WHAT THE TASK REQUIRES:
Repeat every record below exactly, omitting any pictures.

>> START PROVIDED DATA

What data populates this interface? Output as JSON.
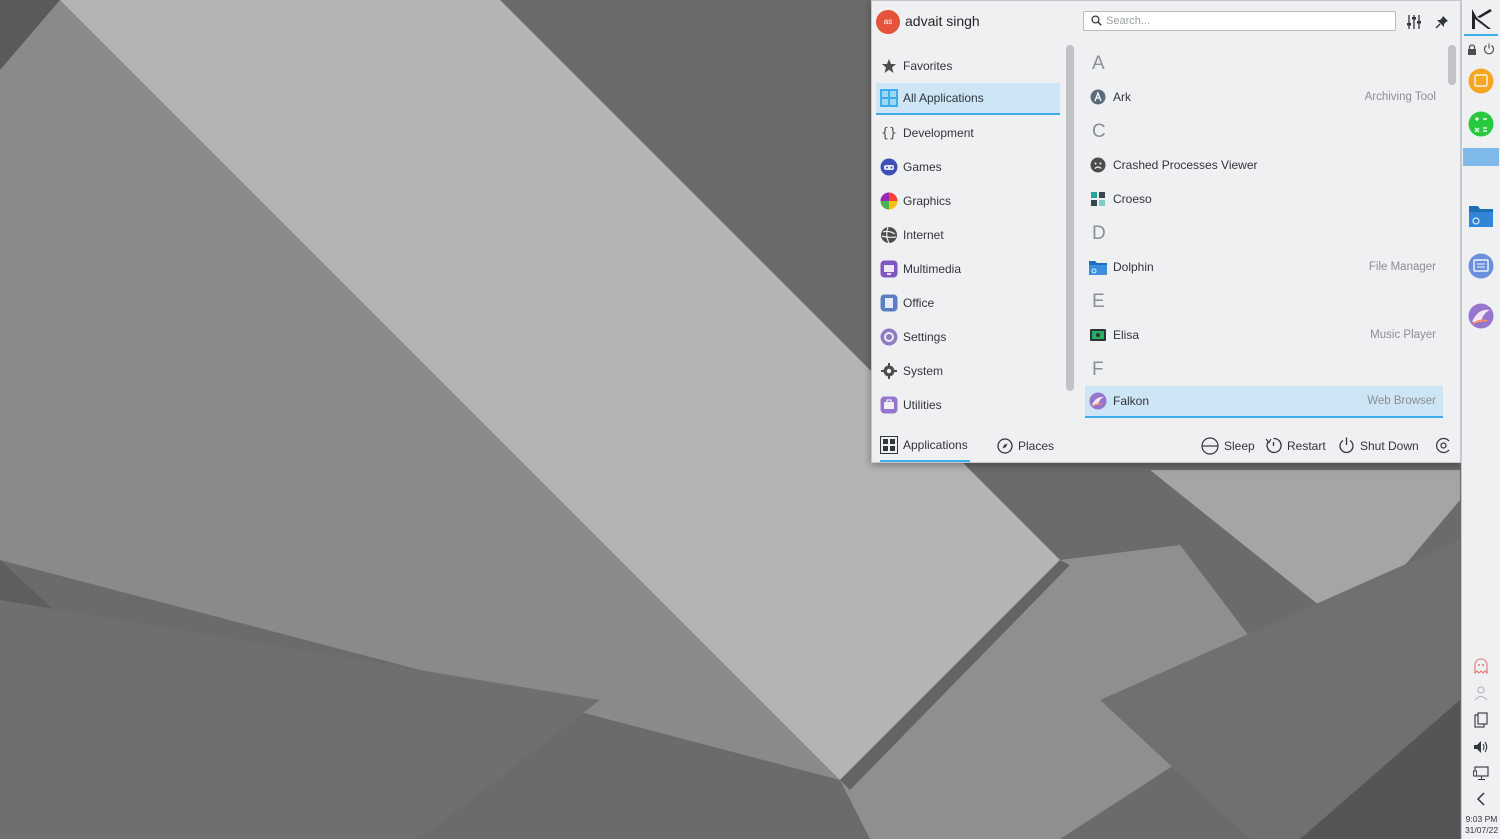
{
  "user": {
    "name": "advait singh",
    "avatar_initials": "as",
    "avatar_color": "#e5533b"
  },
  "search": {
    "placeholder": "Search..."
  },
  "categories": [
    {
      "label": "Favorites",
      "icon": "star-icon"
    },
    {
      "label": "All Applications",
      "icon": "grid-icon",
      "selected": true
    },
    {
      "label": "Development",
      "icon": "braces-icon"
    },
    {
      "label": "Games",
      "icon": "gamepad-icon"
    },
    {
      "label": "Graphics",
      "icon": "color-wheel-icon"
    },
    {
      "label": "Internet",
      "icon": "globe-icon"
    },
    {
      "label": "Multimedia",
      "icon": "multimedia-icon"
    },
    {
      "label": "Office",
      "icon": "office-icon"
    },
    {
      "label": "Settings",
      "icon": "settings-icon"
    },
    {
      "label": "System",
      "icon": "gear-icon"
    },
    {
      "label": "Utilities",
      "icon": "utilities-icon"
    }
  ],
  "app_list": {
    "letters": [
      "A",
      "C",
      "D",
      "E",
      "F"
    ],
    "apps": [
      {
        "name": "Ark",
        "description": "Archiving Tool",
        "icon": "ark-icon"
      },
      {
        "name": "Crashed Processes Viewer",
        "description": "",
        "icon": "crash-face-icon"
      },
      {
        "name": "Croeso",
        "description": "",
        "icon": "croeso-icon"
      },
      {
        "name": "Dolphin",
        "description": "File Manager",
        "icon": "folder-icon"
      },
      {
        "name": "Elisa",
        "description": "Music Player",
        "icon": "elisa-icon"
      },
      {
        "name": "Falkon",
        "description": "Web Browser",
        "icon": "falkon-icon",
        "selected": true
      }
    ]
  },
  "footer": {
    "tabs": [
      {
        "label": "Applications",
        "icon": "apps-grid-icon",
        "selected": true
      },
      {
        "label": "Places",
        "icon": "compass-icon"
      }
    ],
    "actions": [
      {
        "label": "Sleep",
        "icon": "sleep-icon"
      },
      {
        "label": "Restart",
        "icon": "restart-icon"
      },
      {
        "label": "Shut Down",
        "icon": "power-icon"
      }
    ]
  },
  "panel": {
    "time": "9:03 PM",
    "date": "31/07/22"
  },
  "colors": {
    "accent": "#3daee9",
    "selection": "#cde5f4",
    "panel_bg": "#eff0f1"
  }
}
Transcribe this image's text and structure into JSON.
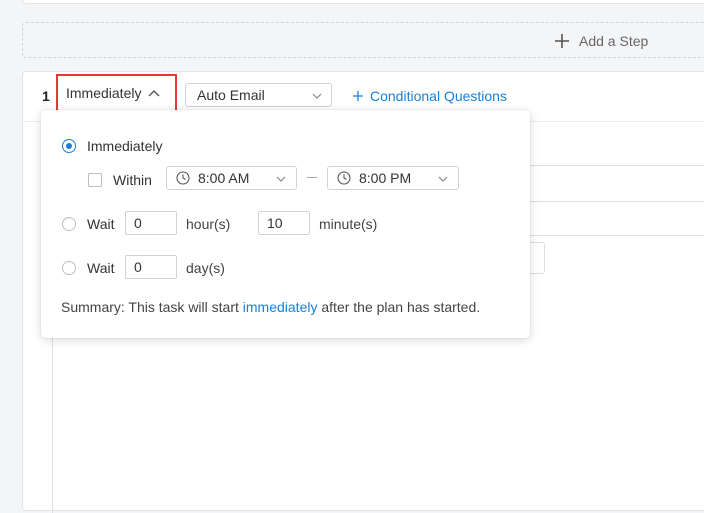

>> END PROVIDED DATA

REPLY:
What data populates this interface? Output as JSON.
{
  "user": {
    "name": "advait singh",
    "avatar_initials": "as",
    "avatar_color": "#e5533b"
  },
  "search": {
    "placeholder": "Search..."
  },
  "categories": [
    {
      "label": "Favorites",
      "icon": "star-icon"
    },
    {
      "label": "All Applications",
      "icon": "grid-icon",
      "selected": true
    },
    {
      "label": "Development",
      "icon": "braces-icon"
    },
    {
      "label": "Games",
      "icon": "gamepad-icon"
    },
    {
      "label": "Graphics",
      "icon": "color-wheel-icon"
    },
    {
      "label": "Internet",
      "icon": "globe-icon"
    },
    {
      "label": "Multimedia",
      "icon": "multimedia-icon"
    },
    {
      "label": "Office",
      "icon": "office-icon"
    },
    {
      "label": "Settings",
      "icon": "settings-icon"
    },
    {
      "label": "System",
      "icon": "gear-icon"
    },
    {
      "label": "Utilities",
      "icon": "utilities-icon"
    }
  ],
  "app_list": {
    "letters": [
      "A",
      "C",
      "D",
      "E",
      "F"
    ],
    "apps": [
      {
        "name": "Ark",
        "description": "Archiving Tool",
        "icon": "ark-icon"
      },
      {
        "name": "Crashed Processes Viewer",
        "description": "",
        "icon": "crash-face-icon"
      },
      {
        "name": "Croeso",
        "description": "",
        "icon": "croeso-icon"
      },
      {
        "name": "Dolphin",
        "description": "File Manager",
        "icon": "folder-icon"
      },
      {
        "name": "Elisa",
        "description": "Music Player",
        "icon": "elisa-icon"
      },
      {
        "name": "Falkon",
        "description": "Web Browser",
        "icon": "falkon-icon",
        "selected": true
      }
    ]
  },
  "footer": {
    "tabs": [
      {
        "label": "Applications",
        "icon": "apps-grid-icon",
        "selected": true
      },
      {
        "label": "Places",
        "icon": "compass-icon"
      }
    ],
    "actions": [
      {
        "label": "Sleep",
        "icon": "sleep-icon"
      },
      {
        "label": "Restart",
        "icon": "restart-icon"
      },
      {
        "label": "Shut Down",
        "icon": "power-icon"
      }
    ]
  },
  "panel": {
    "time": "9:03 PM",
    "date": "31/07/22"
  },
  "colors": {
    "accent": "#3daee9",
    "selection": "#cde5f4",
    "panel_bg": "#eff0f1"
  }
}
Transcribe this image's text and structure into JSON.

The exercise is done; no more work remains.